» Data supplied
········

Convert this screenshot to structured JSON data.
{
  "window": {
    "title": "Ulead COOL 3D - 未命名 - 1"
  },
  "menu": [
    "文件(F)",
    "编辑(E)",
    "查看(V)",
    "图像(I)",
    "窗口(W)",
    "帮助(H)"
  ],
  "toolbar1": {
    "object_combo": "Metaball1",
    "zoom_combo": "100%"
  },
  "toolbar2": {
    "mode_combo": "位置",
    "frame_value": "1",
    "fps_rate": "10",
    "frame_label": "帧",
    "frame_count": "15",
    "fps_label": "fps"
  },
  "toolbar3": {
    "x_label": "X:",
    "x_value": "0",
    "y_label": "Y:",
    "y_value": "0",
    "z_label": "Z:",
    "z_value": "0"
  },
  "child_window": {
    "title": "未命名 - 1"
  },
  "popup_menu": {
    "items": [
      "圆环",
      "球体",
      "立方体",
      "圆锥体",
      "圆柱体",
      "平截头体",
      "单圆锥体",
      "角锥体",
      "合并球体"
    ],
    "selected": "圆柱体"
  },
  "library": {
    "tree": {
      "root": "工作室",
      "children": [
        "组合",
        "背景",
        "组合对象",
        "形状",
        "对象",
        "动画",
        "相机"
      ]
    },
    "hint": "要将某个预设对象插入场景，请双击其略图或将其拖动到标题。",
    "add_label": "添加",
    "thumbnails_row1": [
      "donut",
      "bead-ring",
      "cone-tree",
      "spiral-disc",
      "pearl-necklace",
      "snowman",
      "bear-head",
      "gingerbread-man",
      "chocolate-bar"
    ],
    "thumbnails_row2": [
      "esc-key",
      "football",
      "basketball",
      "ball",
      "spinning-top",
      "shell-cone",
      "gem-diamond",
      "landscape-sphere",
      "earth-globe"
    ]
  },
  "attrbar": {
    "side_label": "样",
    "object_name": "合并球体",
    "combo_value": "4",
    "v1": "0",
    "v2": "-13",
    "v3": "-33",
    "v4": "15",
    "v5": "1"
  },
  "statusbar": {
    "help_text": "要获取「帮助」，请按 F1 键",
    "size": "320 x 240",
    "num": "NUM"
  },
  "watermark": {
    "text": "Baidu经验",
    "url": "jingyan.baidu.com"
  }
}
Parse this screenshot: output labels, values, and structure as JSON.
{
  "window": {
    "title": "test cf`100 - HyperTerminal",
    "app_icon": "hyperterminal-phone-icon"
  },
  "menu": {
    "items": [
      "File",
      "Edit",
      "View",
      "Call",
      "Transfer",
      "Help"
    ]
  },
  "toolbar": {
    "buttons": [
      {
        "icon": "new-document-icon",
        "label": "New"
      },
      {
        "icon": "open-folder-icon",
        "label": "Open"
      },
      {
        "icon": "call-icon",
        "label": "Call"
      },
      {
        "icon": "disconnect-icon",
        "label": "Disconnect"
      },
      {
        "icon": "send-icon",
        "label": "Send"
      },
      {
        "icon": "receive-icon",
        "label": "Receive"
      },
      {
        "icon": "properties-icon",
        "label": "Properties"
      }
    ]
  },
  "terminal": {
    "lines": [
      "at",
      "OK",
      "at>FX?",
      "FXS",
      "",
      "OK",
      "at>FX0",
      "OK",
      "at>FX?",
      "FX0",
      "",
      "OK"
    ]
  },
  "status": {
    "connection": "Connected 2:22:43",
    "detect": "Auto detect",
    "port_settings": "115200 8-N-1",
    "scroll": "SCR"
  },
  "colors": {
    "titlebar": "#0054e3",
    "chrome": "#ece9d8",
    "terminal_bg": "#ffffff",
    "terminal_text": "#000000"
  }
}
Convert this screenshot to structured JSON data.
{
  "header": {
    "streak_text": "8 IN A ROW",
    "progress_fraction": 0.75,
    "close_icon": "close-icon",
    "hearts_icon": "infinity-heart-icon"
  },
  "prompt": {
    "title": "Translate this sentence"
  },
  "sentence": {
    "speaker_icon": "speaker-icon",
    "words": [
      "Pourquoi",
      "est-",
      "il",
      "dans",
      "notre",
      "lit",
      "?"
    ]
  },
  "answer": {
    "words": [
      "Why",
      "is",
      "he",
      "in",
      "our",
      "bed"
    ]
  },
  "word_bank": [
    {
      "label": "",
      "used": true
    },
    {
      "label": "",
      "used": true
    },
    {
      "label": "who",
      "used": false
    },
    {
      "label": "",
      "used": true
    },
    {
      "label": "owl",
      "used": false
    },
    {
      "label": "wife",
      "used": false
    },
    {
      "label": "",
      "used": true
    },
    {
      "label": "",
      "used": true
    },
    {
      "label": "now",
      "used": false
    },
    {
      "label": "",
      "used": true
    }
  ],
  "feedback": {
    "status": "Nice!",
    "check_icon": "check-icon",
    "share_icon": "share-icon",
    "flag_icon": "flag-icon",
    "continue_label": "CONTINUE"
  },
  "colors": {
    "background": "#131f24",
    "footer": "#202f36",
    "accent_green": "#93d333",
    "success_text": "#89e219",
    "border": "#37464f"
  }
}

········

Show all lines above holding "sentence".

    "title": "Translate this sentence"
  "sentence": {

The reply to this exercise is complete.